▶ Short task: Reproduce the material exactly, omitting nothing.

▶ Information shown:

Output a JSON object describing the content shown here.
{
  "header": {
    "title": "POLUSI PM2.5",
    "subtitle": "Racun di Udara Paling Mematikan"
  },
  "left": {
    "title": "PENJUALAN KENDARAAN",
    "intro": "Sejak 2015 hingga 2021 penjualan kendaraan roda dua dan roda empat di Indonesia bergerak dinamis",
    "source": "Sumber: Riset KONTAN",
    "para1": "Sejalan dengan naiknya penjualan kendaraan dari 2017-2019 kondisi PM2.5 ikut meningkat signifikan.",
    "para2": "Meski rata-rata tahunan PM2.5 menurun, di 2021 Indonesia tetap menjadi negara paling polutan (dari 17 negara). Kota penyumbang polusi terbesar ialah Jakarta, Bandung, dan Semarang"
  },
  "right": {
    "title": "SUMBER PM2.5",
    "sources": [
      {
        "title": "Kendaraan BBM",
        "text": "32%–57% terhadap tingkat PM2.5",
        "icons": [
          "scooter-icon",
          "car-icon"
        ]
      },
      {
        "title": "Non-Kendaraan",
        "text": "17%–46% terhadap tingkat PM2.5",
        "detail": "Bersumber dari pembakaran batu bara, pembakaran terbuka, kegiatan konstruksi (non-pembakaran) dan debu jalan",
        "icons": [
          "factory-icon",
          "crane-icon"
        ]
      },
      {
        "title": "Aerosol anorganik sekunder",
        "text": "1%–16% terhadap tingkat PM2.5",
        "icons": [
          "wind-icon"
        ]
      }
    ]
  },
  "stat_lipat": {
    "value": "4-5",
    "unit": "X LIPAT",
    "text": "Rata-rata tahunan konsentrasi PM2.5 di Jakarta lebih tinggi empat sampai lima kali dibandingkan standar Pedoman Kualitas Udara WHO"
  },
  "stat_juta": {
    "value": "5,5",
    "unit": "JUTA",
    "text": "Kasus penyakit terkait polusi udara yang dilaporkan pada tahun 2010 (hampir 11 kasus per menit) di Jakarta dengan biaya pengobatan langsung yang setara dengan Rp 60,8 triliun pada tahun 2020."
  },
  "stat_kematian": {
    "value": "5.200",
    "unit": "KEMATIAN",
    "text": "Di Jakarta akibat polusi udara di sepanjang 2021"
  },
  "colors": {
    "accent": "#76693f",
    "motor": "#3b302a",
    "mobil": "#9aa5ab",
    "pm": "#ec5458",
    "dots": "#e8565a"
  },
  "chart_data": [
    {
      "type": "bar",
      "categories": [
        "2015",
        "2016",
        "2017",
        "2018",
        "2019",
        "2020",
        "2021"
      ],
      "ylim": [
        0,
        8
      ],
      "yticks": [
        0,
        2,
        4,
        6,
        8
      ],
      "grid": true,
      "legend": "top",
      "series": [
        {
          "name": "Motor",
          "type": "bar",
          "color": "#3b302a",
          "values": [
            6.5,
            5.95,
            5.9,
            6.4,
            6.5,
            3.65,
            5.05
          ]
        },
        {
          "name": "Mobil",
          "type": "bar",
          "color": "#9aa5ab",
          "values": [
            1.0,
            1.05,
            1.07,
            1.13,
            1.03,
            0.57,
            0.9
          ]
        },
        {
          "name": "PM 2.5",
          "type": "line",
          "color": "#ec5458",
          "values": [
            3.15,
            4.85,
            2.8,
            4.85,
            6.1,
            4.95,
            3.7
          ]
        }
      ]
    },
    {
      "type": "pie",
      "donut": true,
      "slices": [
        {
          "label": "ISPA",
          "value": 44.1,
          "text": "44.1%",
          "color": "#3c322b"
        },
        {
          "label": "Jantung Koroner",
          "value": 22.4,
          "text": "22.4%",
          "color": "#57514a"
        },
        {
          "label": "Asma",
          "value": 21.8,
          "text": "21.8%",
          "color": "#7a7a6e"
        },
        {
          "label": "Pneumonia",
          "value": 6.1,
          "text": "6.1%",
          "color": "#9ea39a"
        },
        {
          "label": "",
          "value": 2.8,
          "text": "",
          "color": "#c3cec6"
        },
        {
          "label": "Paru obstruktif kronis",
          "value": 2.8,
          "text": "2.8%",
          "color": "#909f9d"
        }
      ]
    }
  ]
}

▶ Finished exercise:
Output a JSON object describing the content shown here.
{
  "header": {
    "title": "POLUSI PM2.5",
    "subtitle": "Racun di Udara Paling Mematikan"
  },
  "left": {
    "title": "PENJUALAN KENDARAAN",
    "intro": "Sejak 2015 hingga 2021 penjualan kendaraan roda dua dan roda empat di Indonesia bergerak dinamis",
    "source": "Sumber: Riset KONTAN",
    "para1": "Sejalan dengan naiknya penjualan kendaraan dari 2017-2019 kondisi PM2.5 ikut meningkat signifikan.",
    "para2": "Meski rata-rata tahunan PM2.5 menurun, di 2021 Indonesia tetap menjadi negara paling polutan (dari 17 negara). Kota penyumbang polusi terbesar ialah Jakarta, Bandung, dan Semarang"
  },
  "right": {
    "title": "SUMBER PM2.5",
    "sources": [
      {
        "title": "Kendaraan BBM",
        "text": "32%–57% terhadap tingkat PM2.5",
        "icons": [
          "scooter-icon",
          "car-icon"
        ]
      },
      {
        "title": "Non-Kendaraan",
        "text": "17%–46% terhadap tingkat PM2.5",
        "detail": "Bersumber dari pembakaran batu bara, pembakaran terbuka, kegiatan konstruksi (non-pembakaran) dan debu jalan",
        "icons": [
          "factory-icon",
          "crane-icon"
        ]
      },
      {
        "title": "Aerosol anorganik sekunder",
        "text": "1%–16% terhadap tingkat PM2.5",
        "icons": [
          "wind-icon"
        ]
      }
    ]
  },
  "stat_lipat": {
    "value": "4-5",
    "unit": "X LIPAT",
    "text": "Rata-rata tahunan konsentrasi PM2.5 di Jakarta lebih tinggi empat sampai lima kali dibandingkan standar Pedoman Kualitas Udara WHO"
  },
  "stat_juta": {
    "value": "5,5",
    "unit": "JUTA",
    "text": "Kasus penyakit terkait polusi udara yang dilaporkan pada tahun 2010 (hampir 11 kasus per menit) di Jakarta dengan biaya pengobatan langsung yang setara dengan Rp 60,8 triliun pada tahun 2020."
  },
  "stat_kematian": {
    "value": "5.200",
    "unit": "KEMATIAN",
    "text": "Di Jakarta akibat polusi udara di sepanjang 2021"
  },
  "colors": {
    "accent": "#76693f",
    "motor": "#3b302a",
    "mobil": "#9aa5ab",
    "pm": "#ec5458",
    "dots": "#e8565a"
  },
  "chart_data": [
    {
      "type": "bar",
      "categories": [
        "2015",
        "2016",
        "2017",
        "2018",
        "2019",
        "2020",
        "2021"
      ],
      "ylim": [
        0,
        8
      ],
      "yticks": [
        0,
        2,
        4,
        6,
        8
      ],
      "grid": true,
      "legend": "top",
      "series": [
        {
          "name": "Motor",
          "type": "bar",
          "color": "#3b302a",
          "values": [
            6.5,
            5.95,
            5.9,
            6.4,
            6.5,
            3.65,
            5.05
          ]
        },
        {
          "name": "Mobil",
          "type": "bar",
          "color": "#9aa5ab",
          "values": [
            1.0,
            1.05,
            1.07,
            1.13,
            1.03,
            0.57,
            0.9
          ]
        },
        {
          "name": "PM 2.5",
          "type": "line",
          "color": "#ec5458",
          "values": [
            3.15,
            4.85,
            2.8,
            4.85,
            6.1,
            4.95,
            3.7
          ]
        }
      ]
    },
    {
      "type": "pie",
      "donut": true,
      "slices": [
        {
          "label": "ISPA",
          "value": 44.1,
          "text": "44.1%",
          "color": "#3c322b"
        },
        {
          "label": "Jantung Koroner",
          "value": 22.4,
          "text": "22.4%",
          "color": "#57514a"
        },
        {
          "label": "Asma",
          "value": 21.8,
          "text": "21.8%",
          "color": "#7a7a6e"
        },
        {
          "label": "Pneumonia",
          "value": 6.1,
          "text": "6.1%",
          "color": "#9ea39a"
        },
        {
          "label": "",
          "value": 2.8,
          "text": "",
          "color": "#c3cec6"
        },
        {
          "label": "Paru obstruktif kronis",
          "value": 2.8,
          "text": "2.8%",
          "color": "#909f9d"
        }
      ]
    }
  ]
}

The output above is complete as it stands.